■ **GOAL**
An exact copy of every record is needed.

(Stored data)
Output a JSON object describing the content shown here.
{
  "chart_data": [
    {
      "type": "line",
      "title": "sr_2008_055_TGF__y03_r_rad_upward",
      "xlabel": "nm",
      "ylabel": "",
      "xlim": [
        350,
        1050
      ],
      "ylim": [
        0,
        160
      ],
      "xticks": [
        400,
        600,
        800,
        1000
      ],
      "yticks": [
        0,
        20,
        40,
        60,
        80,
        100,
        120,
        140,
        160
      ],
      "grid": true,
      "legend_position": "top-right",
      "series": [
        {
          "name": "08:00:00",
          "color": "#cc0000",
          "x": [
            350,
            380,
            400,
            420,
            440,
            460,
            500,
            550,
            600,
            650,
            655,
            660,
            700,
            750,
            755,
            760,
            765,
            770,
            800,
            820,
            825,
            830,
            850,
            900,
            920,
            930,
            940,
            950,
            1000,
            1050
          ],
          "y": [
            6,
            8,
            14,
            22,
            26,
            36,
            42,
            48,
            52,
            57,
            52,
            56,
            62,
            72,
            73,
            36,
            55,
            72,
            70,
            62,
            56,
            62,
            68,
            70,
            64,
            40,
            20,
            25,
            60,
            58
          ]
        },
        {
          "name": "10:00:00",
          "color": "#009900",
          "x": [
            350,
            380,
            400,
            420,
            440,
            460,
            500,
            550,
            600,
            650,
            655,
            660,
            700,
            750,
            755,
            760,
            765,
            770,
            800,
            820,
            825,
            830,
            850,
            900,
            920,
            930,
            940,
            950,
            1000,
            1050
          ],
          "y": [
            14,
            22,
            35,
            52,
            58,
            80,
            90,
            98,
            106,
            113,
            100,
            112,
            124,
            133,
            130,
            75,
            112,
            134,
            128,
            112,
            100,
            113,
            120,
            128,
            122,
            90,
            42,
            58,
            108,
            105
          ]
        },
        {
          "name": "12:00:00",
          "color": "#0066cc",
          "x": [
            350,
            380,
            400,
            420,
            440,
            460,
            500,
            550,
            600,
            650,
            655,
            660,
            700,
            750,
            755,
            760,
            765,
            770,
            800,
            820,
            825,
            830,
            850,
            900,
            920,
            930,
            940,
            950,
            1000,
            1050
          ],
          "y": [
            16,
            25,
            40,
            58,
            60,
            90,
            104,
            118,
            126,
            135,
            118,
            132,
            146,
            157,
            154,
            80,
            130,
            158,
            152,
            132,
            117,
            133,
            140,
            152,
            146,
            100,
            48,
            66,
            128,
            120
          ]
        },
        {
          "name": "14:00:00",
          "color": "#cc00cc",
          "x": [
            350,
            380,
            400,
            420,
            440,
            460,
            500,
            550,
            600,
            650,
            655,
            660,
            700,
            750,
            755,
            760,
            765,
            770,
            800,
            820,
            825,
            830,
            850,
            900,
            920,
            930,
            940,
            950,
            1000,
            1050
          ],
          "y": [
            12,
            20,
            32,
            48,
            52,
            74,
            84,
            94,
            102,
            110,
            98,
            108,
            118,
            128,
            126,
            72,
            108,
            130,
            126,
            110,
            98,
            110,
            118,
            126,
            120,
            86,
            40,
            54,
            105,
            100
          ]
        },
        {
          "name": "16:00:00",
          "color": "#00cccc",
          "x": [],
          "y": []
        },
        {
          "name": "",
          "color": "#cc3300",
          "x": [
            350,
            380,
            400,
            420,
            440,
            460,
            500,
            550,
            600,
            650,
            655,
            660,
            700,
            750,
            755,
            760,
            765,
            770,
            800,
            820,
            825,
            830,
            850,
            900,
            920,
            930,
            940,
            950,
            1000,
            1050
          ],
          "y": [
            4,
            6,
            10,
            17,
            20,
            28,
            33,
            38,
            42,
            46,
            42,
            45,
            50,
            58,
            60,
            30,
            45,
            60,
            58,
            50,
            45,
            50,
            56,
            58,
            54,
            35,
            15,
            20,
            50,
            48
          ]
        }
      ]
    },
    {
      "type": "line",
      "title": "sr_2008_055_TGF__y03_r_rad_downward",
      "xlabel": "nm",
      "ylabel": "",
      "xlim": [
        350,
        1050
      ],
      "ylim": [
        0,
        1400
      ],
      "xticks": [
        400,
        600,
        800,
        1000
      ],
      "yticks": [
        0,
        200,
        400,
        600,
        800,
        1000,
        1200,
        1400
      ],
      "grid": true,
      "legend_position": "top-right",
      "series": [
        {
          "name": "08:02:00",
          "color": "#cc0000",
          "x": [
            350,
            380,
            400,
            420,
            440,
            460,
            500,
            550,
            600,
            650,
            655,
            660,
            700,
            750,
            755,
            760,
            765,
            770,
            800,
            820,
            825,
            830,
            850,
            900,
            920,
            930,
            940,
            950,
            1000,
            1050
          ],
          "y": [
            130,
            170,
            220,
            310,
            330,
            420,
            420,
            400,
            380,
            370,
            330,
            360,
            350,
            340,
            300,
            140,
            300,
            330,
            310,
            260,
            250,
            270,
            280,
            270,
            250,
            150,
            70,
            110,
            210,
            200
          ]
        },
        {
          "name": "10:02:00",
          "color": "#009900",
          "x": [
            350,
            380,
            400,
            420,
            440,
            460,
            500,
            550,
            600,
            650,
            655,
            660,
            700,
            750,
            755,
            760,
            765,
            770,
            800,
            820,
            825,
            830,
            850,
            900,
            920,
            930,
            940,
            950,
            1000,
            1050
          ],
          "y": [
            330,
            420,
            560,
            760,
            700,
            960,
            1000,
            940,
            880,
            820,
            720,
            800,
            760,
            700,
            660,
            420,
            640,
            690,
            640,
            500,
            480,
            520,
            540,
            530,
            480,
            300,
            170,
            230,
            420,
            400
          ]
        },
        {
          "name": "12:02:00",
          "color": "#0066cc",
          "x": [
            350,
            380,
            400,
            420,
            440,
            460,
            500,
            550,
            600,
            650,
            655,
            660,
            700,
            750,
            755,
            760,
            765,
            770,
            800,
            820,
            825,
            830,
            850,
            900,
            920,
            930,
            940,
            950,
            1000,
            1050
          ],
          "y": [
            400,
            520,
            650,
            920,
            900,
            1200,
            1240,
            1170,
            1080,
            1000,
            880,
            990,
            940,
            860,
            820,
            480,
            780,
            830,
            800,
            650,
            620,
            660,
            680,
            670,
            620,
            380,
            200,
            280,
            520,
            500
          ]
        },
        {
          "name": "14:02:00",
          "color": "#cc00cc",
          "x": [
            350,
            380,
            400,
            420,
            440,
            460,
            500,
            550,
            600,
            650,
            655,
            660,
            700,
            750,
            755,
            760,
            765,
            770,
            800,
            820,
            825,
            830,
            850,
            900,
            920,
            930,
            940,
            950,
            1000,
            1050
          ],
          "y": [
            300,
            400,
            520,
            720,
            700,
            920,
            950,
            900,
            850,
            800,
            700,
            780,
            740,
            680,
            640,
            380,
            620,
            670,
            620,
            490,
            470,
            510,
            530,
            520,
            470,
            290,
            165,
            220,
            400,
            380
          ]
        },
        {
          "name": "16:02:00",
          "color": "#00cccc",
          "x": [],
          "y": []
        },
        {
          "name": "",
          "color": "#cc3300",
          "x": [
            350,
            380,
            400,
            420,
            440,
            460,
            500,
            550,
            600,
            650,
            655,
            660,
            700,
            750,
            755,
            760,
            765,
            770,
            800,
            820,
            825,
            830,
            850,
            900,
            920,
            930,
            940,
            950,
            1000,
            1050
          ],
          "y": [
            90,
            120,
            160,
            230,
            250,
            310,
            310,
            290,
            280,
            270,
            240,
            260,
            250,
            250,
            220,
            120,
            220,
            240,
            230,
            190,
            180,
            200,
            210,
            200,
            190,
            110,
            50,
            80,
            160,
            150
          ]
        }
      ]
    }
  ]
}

■ **EXERCISE OUTPUT**
Output a JSON object describing the content shown here.
{
  "chart_data": [
    {
      "type": "line",
      "title": "sr_2008_055_TGF__y03_r_rad_upward",
      "xlabel": "nm",
      "ylabel": "",
      "xlim": [
        350,
        1050
      ],
      "ylim": [
        0,
        160
      ],
      "xticks": [
        400,
        600,
        800,
        1000
      ],
      "yticks": [
        0,
        20,
        40,
        60,
        80,
        100,
        120,
        140,
        160
      ],
      "grid": true,
      "legend_position": "top-right",
      "series": [
        {
          "name": "08:00:00",
          "color": "#cc0000",
          "x": [
            350,
            380,
            400,
            420,
            440,
            460,
            500,
            550,
            600,
            650,
            655,
            660,
            700,
            750,
            755,
            760,
            765,
            770,
            800,
            820,
            825,
            830,
            850,
            900,
            920,
            930,
            940,
            950,
            1000,
            1050
          ],
          "y": [
            6,
            8,
            14,
            22,
            26,
            36,
            42,
            48,
            52,
            57,
            52,
            56,
            62,
            72,
            73,
            36,
            55,
            72,
            70,
            62,
            56,
            62,
            68,
            70,
            64,
            40,
            20,
            25,
            60,
            58
          ]
        },
        {
          "name": "10:00:00",
          "color": "#009900",
          "x": [
            350,
            380,
            400,
            420,
            440,
            460,
            500,
            550,
            600,
            650,
            655,
            660,
            700,
            750,
            755,
            760,
            765,
            770,
            800,
            820,
            825,
            830,
            850,
            900,
            920,
            930,
            940,
            950,
            1000,
            1050
          ],
          "y": [
            14,
            22,
            35,
            52,
            58,
            80,
            90,
            98,
            106,
            113,
            100,
            112,
            124,
            133,
            130,
            75,
            112,
            134,
            128,
            112,
            100,
            113,
            120,
            128,
            122,
            90,
            42,
            58,
            108,
            105
          ]
        },
        {
          "name": "12:00:00",
          "color": "#0066cc",
          "x": [
            350,
            380,
            400,
            420,
            440,
            460,
            500,
            550,
            600,
            650,
            655,
            660,
            700,
            750,
            755,
            760,
            765,
            770,
            800,
            820,
            825,
            830,
            850,
            900,
            920,
            930,
            940,
            950,
            1000,
            1050
          ],
          "y": [
            16,
            25,
            40,
            58,
            60,
            90,
            104,
            118,
            126,
            135,
            118,
            132,
            146,
            157,
            154,
            80,
            130,
            158,
            152,
            132,
            117,
            133,
            140,
            152,
            146,
            100,
            48,
            66,
            128,
            120
          ]
        },
        {
          "name": "14:00:00",
          "color": "#cc00cc",
          "x": [
            350,
            380,
            400,
            420,
            440,
            460,
            500,
            550,
            600,
            650,
            655,
            660,
            700,
            750,
            755,
            760,
            765,
            770,
            800,
            820,
            825,
            830,
            850,
            900,
            920,
            930,
            940,
            950,
            1000,
            1050
          ],
          "y": [
            12,
            20,
            32,
            48,
            52,
            74,
            84,
            94,
            102,
            110,
            98,
            108,
            118,
            128,
            126,
            72,
            108,
            130,
            126,
            110,
            98,
            110,
            118,
            126,
            120,
            86,
            40,
            54,
            105,
            100
          ]
        },
        {
          "name": "16:00:00",
          "color": "#00cccc",
          "x": [],
          "y": []
        },
        {
          "name": "",
          "color": "#cc3300",
          "x": [
            350,
            380,
            400,
            420,
            440,
            460,
            500,
            550,
            600,
            650,
            655,
            660,
            700,
            750,
            755,
            760,
            765,
            770,
            800,
            820,
            825,
            830,
            850,
            900,
            920,
            930,
            940,
            950,
            1000,
            1050
          ],
          "y": [
            4,
            6,
            10,
            17,
            20,
            28,
            33,
            38,
            42,
            46,
            42,
            45,
            50,
            58,
            60,
            30,
            45,
            60,
            58,
            50,
            45,
            50,
            56,
            58,
            54,
            35,
            15,
            20,
            50,
            48
          ]
        }
      ]
    },
    {
      "type": "line",
      "title": "sr_2008_055_TGF__y03_r_rad_downward",
      "xlabel": "nm",
      "ylabel": "",
      "xlim": [
        350,
        1050
      ],
      "ylim": [
        0,
        1400
      ],
      "xticks": [
        400,
        600,
        800,
        1000
      ],
      "yticks": [
        0,
        200,
        400,
        600,
        800,
        1000,
        1200,
        1400
      ],
      "grid": true,
      "legend_position": "top-right",
      "series": [
        {
          "name": "08:02:00",
          "color": "#cc0000",
          "x": [
            350,
            380,
            400,
            420,
            440,
            460,
            500,
            550,
            600,
            650,
            655,
            660,
            700,
            750,
            755,
            760,
            765,
            770,
            800,
            820,
            825,
            830,
            850,
            900,
            920,
            930,
            940,
            950,
            1000,
            1050
          ],
          "y": [
            130,
            170,
            220,
            310,
            330,
            420,
            420,
            400,
            380,
            370,
            330,
            360,
            350,
            340,
            300,
            140,
            300,
            330,
            310,
            260,
            250,
            270,
            280,
            270,
            250,
            150,
            70,
            110,
            210,
            200
          ]
        },
        {
          "name": "10:02:00",
          "color": "#009900",
          "x": [
            350,
            380,
            400,
            420,
            440,
            460,
            500,
            550,
            600,
            650,
            655,
            660,
            700,
            750,
            755,
            760,
            765,
            770,
            800,
            820,
            825,
            830,
            850,
            900,
            920,
            930,
            940,
            950,
            1000,
            1050
          ],
          "y": [
            330,
            420,
            560,
            760,
            700,
            960,
            1000,
            940,
            880,
            820,
            720,
            800,
            760,
            700,
            660,
            420,
            640,
            690,
            640,
            500,
            480,
            520,
            540,
            530,
            480,
            300,
            170,
            230,
            420,
            400
          ]
        },
        {
          "name": "12:02:00",
          "color": "#0066cc",
          "x": [
            350,
            380,
            400,
            420,
            440,
            460,
            500,
            550,
            600,
            650,
            655,
            660,
            700,
            750,
            755,
            760,
            765,
            770,
            800,
            820,
            825,
            830,
            850,
            900,
            920,
            930,
            940,
            950,
            1000,
            1050
          ],
          "y": [
            400,
            520,
            650,
            920,
            900,
            1200,
            1240,
            1170,
            1080,
            1000,
            880,
            990,
            940,
            860,
            820,
            480,
            780,
            830,
            800,
            650,
            620,
            660,
            680,
            670,
            620,
            380,
            200,
            280,
            520,
            500
          ]
        },
        {
          "name": "14:02:00",
          "color": "#cc00cc",
          "x": [
            350,
            380,
            400,
            420,
            440,
            460,
            500,
            550,
            600,
            650,
            655,
            660,
            700,
            750,
            755,
            760,
            765,
            770,
            800,
            820,
            825,
            830,
            850,
            900,
            920,
            930,
            940,
            950,
            1000,
            1050
          ],
          "y": [
            300,
            400,
            520,
            720,
            700,
            920,
            950,
            900,
            850,
            800,
            700,
            780,
            740,
            680,
            640,
            380,
            620,
            670,
            620,
            490,
            470,
            510,
            530,
            520,
            470,
            290,
            165,
            220,
            400,
            380
          ]
        },
        {
          "name": "16:02:00",
          "color": "#00cccc",
          "x": [],
          "y": []
        },
        {
          "name": "",
          "color": "#cc3300",
          "x": [
            350,
            380,
            400,
            420,
            440,
            460,
            500,
            550,
            600,
            650,
            655,
            660,
            700,
            750,
            755,
            760,
            765,
            770,
            800,
            820,
            825,
            830,
            850,
            900,
            920,
            930,
            940,
            950,
            1000,
            1050
          ],
          "y": [
            90,
            120,
            160,
            230,
            250,
            310,
            310,
            290,
            280,
            270,
            240,
            260,
            250,
            250,
            220,
            120,
            220,
            240,
            230,
            190,
            180,
            200,
            210,
            200,
            190,
            110,
            50,
            80,
            160,
            150
          ]
        }
      ]
    }
  ]
}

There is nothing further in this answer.